And luckily, tucked in the northeast corner of the Olympic Peninsula, in the heart of the Buckhorn Wilderness, there is such a trail. A 13 mile, not-well-known path that offers one of the greatest trail runs in all of Washington State.

A little over two short hours drive from the bars on Capitol Hill, you can have your feet on a trail that takes you through forests, alongside picturesque creeks, and up to one of the best views in the Pacific Northwest. The trail to Marmot Pass and Buckhorn Mountain will leave you breathless, not just from the elevation gain, but from the truly inspiring views.

The trail to the summit of Buckhorn Mountain works its way up to 6,988 feet above sea level, gaining 4,477 feet along the way in approximately 13 miles—the perfect distance and elevation gain for any trail runner seeking a manageable challenge.

The view from Buckhorn Mountain.
The view from Buckhorn Mountain. Sarah Doyle

The trail starts from a large parking lot after miles of driving along a mostly paved Forest Service road. A privy is available, but aside from that, the trailhead is in the middle of the woods with zero cell service. The elevation gain starts out immediately, but soon smooths out into a steady gain, weaving though rhododendron-filled forests that flank the Big Quilcene River. For 2.6 miles, the trail gains 1,489 feet before arriving at the backcountry camping area known as Shelter Rock. From here, the trail becomes much steeper, gaining nearly 3,000 feet over the next 4 miles.

—————

[GOALS]:
(1) Transcribe the Buckhorn Mountain trail passage from "A little over" up to and including "truly inspiring views.".
(2) Render the records from their first line up to and including the line with "section-2-heading: 二、单位决算情况说明 (190, 567, 441, 596)" as a Markdown table with the columns Row and Line, omitting blank lines.
The trail passage and the records come from unrelated sources.

—————

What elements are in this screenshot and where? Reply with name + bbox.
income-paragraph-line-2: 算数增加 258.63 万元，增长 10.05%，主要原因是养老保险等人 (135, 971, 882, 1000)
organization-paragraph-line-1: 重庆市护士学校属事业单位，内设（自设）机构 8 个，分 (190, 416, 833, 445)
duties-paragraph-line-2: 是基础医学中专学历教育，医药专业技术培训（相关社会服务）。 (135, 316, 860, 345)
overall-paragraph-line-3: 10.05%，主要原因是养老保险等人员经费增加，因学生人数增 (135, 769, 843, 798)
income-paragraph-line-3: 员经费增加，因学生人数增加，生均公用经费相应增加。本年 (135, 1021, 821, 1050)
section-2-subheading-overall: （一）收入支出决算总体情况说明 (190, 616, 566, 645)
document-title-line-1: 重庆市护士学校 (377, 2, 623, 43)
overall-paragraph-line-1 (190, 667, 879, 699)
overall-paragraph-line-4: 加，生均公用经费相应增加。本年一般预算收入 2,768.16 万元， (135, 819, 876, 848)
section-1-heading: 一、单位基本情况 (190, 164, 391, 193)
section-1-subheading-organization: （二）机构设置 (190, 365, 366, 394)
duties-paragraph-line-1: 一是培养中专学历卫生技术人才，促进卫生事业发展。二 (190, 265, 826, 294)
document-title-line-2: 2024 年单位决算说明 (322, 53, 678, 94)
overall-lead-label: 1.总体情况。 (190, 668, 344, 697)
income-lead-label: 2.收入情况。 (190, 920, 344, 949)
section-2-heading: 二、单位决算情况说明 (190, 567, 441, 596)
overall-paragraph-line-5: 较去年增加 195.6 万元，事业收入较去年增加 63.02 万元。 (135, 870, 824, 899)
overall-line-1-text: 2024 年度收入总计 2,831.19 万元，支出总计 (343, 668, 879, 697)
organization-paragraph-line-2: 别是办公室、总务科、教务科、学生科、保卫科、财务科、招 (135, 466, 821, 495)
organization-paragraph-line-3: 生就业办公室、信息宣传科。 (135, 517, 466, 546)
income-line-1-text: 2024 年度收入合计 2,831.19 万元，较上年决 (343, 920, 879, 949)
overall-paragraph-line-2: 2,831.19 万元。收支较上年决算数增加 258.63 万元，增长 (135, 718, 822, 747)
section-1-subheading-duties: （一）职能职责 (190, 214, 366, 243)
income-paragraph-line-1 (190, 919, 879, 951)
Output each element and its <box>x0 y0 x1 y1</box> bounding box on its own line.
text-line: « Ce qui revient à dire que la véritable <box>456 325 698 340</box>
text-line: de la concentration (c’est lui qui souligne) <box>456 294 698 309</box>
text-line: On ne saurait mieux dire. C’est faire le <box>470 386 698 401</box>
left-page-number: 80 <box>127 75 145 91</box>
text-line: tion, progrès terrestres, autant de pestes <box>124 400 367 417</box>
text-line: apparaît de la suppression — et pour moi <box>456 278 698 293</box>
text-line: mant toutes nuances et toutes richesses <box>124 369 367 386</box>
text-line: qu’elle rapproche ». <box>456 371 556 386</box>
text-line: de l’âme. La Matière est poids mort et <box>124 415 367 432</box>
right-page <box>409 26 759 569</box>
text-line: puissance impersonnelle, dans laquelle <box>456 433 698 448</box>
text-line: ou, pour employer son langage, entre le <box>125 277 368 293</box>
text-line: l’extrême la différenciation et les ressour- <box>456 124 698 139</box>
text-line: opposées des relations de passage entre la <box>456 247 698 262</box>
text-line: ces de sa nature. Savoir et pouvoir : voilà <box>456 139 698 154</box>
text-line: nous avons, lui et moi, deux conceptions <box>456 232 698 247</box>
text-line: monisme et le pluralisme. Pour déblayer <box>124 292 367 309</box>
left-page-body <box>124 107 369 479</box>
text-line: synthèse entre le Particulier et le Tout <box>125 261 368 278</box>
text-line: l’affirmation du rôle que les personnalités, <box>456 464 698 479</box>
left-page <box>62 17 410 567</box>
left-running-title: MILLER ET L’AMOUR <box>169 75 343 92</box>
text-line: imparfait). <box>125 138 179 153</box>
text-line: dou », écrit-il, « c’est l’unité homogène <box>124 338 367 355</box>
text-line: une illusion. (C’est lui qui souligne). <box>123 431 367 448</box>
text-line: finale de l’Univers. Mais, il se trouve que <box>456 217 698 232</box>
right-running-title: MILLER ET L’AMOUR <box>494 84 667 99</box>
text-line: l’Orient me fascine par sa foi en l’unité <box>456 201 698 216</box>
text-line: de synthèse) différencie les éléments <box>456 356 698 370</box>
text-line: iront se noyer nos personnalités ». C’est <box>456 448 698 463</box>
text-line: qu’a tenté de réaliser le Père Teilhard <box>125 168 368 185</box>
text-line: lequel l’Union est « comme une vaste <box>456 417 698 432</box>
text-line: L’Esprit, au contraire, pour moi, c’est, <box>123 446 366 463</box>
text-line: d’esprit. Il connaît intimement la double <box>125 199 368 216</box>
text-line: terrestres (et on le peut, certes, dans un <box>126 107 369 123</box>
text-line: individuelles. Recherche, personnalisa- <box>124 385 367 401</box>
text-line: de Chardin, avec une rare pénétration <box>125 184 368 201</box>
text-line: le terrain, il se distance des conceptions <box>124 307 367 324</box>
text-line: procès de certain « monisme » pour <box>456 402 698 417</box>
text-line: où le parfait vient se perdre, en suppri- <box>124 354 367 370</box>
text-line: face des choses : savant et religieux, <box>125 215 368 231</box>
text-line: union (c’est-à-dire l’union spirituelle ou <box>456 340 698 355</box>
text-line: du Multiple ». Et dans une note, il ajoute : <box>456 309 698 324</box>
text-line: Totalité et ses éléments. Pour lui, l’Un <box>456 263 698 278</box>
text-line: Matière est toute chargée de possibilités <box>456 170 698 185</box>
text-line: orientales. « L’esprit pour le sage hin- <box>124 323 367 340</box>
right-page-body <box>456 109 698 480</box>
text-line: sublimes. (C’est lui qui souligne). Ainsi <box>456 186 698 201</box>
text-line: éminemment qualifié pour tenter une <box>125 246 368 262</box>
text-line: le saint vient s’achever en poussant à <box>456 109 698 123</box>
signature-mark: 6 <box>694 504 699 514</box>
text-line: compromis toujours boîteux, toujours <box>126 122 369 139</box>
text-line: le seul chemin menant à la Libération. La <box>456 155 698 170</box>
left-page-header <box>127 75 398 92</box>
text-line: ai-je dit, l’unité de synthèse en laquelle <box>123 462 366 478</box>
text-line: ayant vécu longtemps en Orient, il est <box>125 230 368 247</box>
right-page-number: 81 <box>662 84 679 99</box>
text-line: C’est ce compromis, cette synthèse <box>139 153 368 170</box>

—————

[EXPECTED OUTPUTS]:
(1)
A little over two short hours drive from the bars on Capitol Hill, you can have your feet on a trail that takes you through forests, alongside picturesque creeks, and up to one of the best views in the Pacific Northwest. The trail to Marmot Pass and Buckhorn Mountain will leave you breathless, not just from the elevation gain, but from the truly inspiring views.

(2)
| Row | Line |
|---|---|
| 1 | What elements are in this screenshot and where? Reply with name + bbox. |
| 2 | income-paragraph-line-2: 算数增加 258.63 万元，增长 10.05%，主要原因是养老保险等人 (135, 971, 882, 1000) |
| 3 | organization-paragraph-line-1: 重庆市护士学校属事业单位，内设（自设）机构 8 个，分 (190, 416, 833, 445) |
| 4 | duties-paragraph-line-2: 是基础医学中专学历教育，医药专业技术培训（相关社会服务）。 (135, 316, 860, 345) |
| 5 | overall-paragraph-line-3: 10.05%，主要原因是养老保险等人员经费增加，因学生人数增 (135, 769, 843, 798) |
| 6 | income-paragraph-line-3: 员经费增加，因学生人数增加，生均公用经费相应增加。本年 (135, 1021, 821, 1050) |
| 7 | section-2-subheading-overall: （一）收入支出决算总体情况说明 (190, 616, 566, 645) |
| 8 | document-title-line-1: 重庆市护士学校 (377, 2, 623, 43) |
| 9 | overall-paragraph-line-1 (190, 667, 879, 699) |
| 10 | overall-paragraph-line-4: 加，生均公用经费相应增加。本年一般预算收入 2,768.16 万元， (135, 819, 876, 848) |
| 11 | section-1-heading: 一、单位基本情况 (190, 164, 391, 193) |
| 12 | section-1-subheading-organization: （二）机构设置 (190, 365, 366, 394) |
| 13 | duties-paragraph-line-1: 一是培养中专学历卫生技术人才，促进卫生事业发展。二 (190, 265, 826, 294) |
| 14 | document-title-line-2: 2024 年单位决算说明 (322, 53, 678, 94) |
| 15 | overall-lead-label: 1.总体情况。 (190, 668, 344, 697) |
| 16 | income-lead-label: 2.收入情况。 (190, 920, 344, 949) |
| 17 | section-2-heading: 二、单位决算情况说明 (190, 567, 441, 596) |